REQUEST:
Where a line below holds the string "joint", copy that line.

EXERCISE INPUT:
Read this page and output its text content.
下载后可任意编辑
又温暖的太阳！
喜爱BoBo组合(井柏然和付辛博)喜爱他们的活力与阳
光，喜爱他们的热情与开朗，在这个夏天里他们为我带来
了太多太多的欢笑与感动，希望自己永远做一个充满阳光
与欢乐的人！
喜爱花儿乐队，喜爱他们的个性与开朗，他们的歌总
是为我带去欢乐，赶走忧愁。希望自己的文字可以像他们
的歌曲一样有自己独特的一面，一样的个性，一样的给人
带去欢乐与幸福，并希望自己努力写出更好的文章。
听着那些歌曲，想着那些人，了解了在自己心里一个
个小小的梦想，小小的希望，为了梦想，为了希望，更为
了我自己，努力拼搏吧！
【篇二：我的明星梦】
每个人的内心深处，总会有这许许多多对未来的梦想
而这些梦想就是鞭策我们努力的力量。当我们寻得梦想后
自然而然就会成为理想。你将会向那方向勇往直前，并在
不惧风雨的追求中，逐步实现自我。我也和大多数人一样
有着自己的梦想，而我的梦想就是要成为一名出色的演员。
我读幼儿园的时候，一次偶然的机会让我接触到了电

--

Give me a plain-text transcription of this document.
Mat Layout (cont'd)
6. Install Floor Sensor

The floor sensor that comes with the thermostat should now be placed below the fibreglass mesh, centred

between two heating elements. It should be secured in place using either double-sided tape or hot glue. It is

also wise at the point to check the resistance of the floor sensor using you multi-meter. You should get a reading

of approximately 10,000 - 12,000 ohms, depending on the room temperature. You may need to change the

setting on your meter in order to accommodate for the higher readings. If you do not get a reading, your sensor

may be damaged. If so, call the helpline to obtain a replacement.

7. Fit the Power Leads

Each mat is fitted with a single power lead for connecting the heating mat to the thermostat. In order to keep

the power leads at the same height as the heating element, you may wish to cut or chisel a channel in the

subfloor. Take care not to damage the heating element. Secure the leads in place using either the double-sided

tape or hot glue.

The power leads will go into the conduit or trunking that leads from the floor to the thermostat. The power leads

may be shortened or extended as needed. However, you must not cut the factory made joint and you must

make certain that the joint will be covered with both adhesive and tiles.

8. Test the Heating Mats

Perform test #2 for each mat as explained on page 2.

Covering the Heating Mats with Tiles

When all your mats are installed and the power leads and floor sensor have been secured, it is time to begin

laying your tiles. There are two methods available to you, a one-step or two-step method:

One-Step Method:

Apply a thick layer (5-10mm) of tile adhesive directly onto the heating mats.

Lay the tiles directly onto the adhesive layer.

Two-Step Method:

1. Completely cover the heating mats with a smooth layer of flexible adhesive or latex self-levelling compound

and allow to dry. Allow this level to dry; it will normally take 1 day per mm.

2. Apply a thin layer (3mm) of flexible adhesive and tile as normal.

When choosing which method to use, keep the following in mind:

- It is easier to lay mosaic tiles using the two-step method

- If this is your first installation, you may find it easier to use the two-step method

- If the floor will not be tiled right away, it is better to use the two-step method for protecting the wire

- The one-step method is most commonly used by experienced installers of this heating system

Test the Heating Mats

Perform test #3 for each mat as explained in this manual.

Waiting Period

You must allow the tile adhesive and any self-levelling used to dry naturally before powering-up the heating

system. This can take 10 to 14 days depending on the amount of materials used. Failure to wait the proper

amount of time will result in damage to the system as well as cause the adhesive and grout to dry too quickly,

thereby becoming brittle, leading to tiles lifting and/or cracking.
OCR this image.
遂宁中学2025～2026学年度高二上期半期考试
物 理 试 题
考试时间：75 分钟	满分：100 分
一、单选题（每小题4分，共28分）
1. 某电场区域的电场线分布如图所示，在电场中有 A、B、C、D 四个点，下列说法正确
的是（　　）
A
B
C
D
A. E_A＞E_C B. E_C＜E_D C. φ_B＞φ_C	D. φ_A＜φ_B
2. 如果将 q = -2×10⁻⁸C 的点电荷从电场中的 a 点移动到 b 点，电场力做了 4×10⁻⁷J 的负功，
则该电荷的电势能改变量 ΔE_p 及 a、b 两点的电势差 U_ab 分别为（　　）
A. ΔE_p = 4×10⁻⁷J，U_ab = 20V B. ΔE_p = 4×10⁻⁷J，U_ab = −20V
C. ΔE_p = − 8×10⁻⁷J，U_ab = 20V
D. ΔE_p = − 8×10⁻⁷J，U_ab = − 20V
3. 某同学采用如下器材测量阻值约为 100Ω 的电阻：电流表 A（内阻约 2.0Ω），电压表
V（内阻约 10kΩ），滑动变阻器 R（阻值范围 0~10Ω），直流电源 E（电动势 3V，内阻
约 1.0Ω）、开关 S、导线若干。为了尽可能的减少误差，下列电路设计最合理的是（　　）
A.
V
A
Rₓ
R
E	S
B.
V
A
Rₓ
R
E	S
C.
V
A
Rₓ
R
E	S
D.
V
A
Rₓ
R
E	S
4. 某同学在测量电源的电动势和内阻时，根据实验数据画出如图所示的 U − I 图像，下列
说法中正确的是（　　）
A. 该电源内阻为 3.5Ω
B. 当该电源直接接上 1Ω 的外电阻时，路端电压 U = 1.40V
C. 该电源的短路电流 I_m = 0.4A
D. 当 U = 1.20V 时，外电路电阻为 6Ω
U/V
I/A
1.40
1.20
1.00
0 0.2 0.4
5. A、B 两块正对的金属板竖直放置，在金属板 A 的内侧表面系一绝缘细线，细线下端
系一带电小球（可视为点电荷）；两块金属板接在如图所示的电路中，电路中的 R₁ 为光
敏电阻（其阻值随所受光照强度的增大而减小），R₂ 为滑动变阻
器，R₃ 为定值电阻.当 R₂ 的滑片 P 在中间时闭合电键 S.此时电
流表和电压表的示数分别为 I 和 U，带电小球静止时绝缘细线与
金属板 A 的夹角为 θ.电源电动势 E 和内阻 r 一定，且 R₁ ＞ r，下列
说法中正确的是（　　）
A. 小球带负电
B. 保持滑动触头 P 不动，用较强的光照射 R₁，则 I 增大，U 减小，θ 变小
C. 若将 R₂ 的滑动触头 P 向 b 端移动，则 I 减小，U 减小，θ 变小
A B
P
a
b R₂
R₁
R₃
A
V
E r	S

ANSWER FOR THE TASK:
may be shortened or extended as needed. However, you must not cut the factory made joint and you must
make certain that the joint will be covered with both adhesive and tiles.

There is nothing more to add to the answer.